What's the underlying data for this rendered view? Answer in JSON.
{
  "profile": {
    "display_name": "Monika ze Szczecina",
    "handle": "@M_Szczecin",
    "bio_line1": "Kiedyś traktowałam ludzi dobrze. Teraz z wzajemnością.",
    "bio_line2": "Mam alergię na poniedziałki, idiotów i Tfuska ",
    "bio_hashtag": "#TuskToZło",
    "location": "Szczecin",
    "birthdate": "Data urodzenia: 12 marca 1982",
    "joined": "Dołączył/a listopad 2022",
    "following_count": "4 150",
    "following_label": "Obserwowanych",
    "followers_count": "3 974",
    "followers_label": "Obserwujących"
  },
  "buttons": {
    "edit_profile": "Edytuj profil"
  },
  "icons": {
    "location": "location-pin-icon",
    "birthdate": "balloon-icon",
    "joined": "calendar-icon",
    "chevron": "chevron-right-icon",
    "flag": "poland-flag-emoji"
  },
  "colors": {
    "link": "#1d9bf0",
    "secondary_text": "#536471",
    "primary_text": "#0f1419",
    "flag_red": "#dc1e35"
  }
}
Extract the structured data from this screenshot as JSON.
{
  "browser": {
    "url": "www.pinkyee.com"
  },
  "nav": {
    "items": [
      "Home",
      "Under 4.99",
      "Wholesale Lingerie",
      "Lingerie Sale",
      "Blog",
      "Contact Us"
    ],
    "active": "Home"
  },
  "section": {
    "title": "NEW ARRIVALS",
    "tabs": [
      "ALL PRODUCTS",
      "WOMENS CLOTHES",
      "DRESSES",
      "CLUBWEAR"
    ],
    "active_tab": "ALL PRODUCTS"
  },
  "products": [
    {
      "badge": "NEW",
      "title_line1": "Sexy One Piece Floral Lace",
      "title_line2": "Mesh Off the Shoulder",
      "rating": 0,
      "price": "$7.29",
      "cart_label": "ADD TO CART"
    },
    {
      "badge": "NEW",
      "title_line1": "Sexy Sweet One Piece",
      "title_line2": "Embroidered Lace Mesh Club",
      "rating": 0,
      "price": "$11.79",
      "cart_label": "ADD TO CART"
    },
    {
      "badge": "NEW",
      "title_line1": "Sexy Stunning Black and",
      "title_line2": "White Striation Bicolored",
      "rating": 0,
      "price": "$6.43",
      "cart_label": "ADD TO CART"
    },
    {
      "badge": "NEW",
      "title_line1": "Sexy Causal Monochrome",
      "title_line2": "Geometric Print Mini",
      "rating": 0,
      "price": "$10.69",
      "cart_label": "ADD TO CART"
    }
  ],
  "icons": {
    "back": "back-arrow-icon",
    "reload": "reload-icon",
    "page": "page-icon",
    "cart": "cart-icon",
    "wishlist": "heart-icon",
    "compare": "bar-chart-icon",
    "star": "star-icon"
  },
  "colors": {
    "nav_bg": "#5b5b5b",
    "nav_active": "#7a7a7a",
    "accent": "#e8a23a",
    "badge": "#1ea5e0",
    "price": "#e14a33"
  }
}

——————————

# [Written task]
Lines that hold the word "JSON" are the ones to return, every one of them.

# [Output below]
What's the underlying data for this rendered view? Answer in JSON.
Extract the structured data from this screenshot as JSON.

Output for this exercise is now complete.